- [Your goal]
Every record below should be printed exactly as given.
--- begin Provided information ---
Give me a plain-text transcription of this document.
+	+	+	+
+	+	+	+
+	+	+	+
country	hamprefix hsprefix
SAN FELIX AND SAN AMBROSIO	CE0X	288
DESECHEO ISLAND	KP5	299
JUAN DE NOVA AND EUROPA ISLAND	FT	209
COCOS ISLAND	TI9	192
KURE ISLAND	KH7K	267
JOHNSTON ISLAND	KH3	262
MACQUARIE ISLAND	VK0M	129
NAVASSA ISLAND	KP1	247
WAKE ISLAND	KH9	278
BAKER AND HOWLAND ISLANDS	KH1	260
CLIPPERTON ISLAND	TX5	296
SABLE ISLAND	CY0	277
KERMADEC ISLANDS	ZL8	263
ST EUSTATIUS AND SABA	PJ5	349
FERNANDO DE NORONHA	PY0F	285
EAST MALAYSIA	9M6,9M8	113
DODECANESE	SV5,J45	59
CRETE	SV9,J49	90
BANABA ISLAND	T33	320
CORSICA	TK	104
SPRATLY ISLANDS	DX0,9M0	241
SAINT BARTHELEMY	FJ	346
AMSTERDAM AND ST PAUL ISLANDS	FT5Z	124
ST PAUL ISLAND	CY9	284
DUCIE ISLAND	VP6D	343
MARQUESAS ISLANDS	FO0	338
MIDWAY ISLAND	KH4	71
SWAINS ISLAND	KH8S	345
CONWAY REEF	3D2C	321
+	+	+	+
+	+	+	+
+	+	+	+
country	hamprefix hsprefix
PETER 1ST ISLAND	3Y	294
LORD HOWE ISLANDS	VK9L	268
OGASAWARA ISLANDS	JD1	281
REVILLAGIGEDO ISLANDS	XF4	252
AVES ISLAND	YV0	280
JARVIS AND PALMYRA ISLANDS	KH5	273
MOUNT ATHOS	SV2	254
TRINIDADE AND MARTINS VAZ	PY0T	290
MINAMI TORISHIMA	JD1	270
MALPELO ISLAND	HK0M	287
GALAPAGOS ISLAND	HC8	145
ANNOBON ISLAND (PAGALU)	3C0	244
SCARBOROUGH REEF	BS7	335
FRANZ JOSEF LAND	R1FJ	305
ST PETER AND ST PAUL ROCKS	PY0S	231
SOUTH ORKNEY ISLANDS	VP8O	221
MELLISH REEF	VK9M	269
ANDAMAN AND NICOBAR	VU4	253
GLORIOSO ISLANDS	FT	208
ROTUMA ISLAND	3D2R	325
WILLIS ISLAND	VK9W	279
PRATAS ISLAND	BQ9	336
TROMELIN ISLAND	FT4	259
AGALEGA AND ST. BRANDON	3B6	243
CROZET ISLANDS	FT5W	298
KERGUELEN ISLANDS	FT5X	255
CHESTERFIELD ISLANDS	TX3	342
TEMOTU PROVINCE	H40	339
--- end Provided information ---
- [Solution]
Give me a plain-text transcription of this document.
+	+	+	+
+	+	+	+
+	+	+	+
country	hamprefix hsprefix
SAN FELIX AND SAN AMBROSIO	CE0X	288
DESECHEO ISLAND	KP5	299
JUAN DE NOVA AND EUROPA ISLAND	FT	209
COCOS ISLAND	TI9	192
KURE ISLAND	KH7K	267
JOHNSTON ISLAND	KH3	262
MACQUARIE ISLAND	VK0M	129
NAVASSA ISLAND	KP1	247
WAKE ISLAND	KH9	278
BAKER AND HOWLAND ISLANDS	KH1	260
CLIPPERTON ISLAND	TX5	296
SABLE ISLAND	CY0	277
KERMADEC ISLANDS	ZL8	263
ST EUSTATIUS AND SABA	PJ5	349
FERNANDO DE NORONHA	PY0F	285
EAST MALAYSIA	9M6,9M8	113
DODECANESE	SV5,J45	59
CRETE	SV9,J49	90
BANABA ISLAND	T33	320
CORSICA	TK	104
SPRATLY ISLANDS	DX0,9M0	241
SAINT BARTHELEMY	FJ	346
AMSTERDAM AND ST PAUL ISLANDS	FT5Z	124
ST PAUL ISLAND	CY9	284
DUCIE ISLAND	VP6D	343
MARQUESAS ISLANDS	FO0	338
MIDWAY ISLAND	KH4	71
SWAINS ISLAND	KH8S	345
CONWAY REEF	3D2C	321
+	+	+	+
+	+	+	+
+	+	+	+
country	hamprefix hsprefix
PETER 1ST ISLAND	3Y	294
LORD HOWE ISLANDS	VK9L	268
OGASAWARA ISLANDS	JD1	281
REVILLAGIGEDO ISLANDS	XF4	252
AVES ISLAND	YV0	280
JARVIS AND PALMYRA ISLANDS	KH5	273
MOUNT ATHOS	SV2	254
TRINIDADE AND MARTINS VAZ	PY0T	290
MINAMI TORISHIMA	JD1	270
MALPELO ISLAND	HK0M	287
GALAPAGOS ISLAND	HC8	145
ANNOBON ISLAND (PAGALU)	3C0	244
SCARBOROUGH REEF	BS7	335
FRANZ JOSEF LAND	R1FJ	305
ST PETER AND ST PAUL ROCKS	PY0S	231
SOUTH ORKNEY ISLANDS	VP8O	221
MELLISH REEF	VK9M	269
ANDAMAN AND NICOBAR	VU4	253
GLORIOSO ISLANDS	FT	208
ROTUMA ISLAND	3D2R	325
WILLIS ISLAND	VK9W	279
PRATAS ISLAND	BQ9	336
TROMELIN ISLAND	FT4	259
AGALEGA AND ST. BRANDON	3B6	243
CROZET ISLANDS	FT5W	298
KERGUELEN ISLANDS	FT5X	255
CHESTERFIELD ISLANDS	TX3	342
TEMOTU PROVINCE	H40	339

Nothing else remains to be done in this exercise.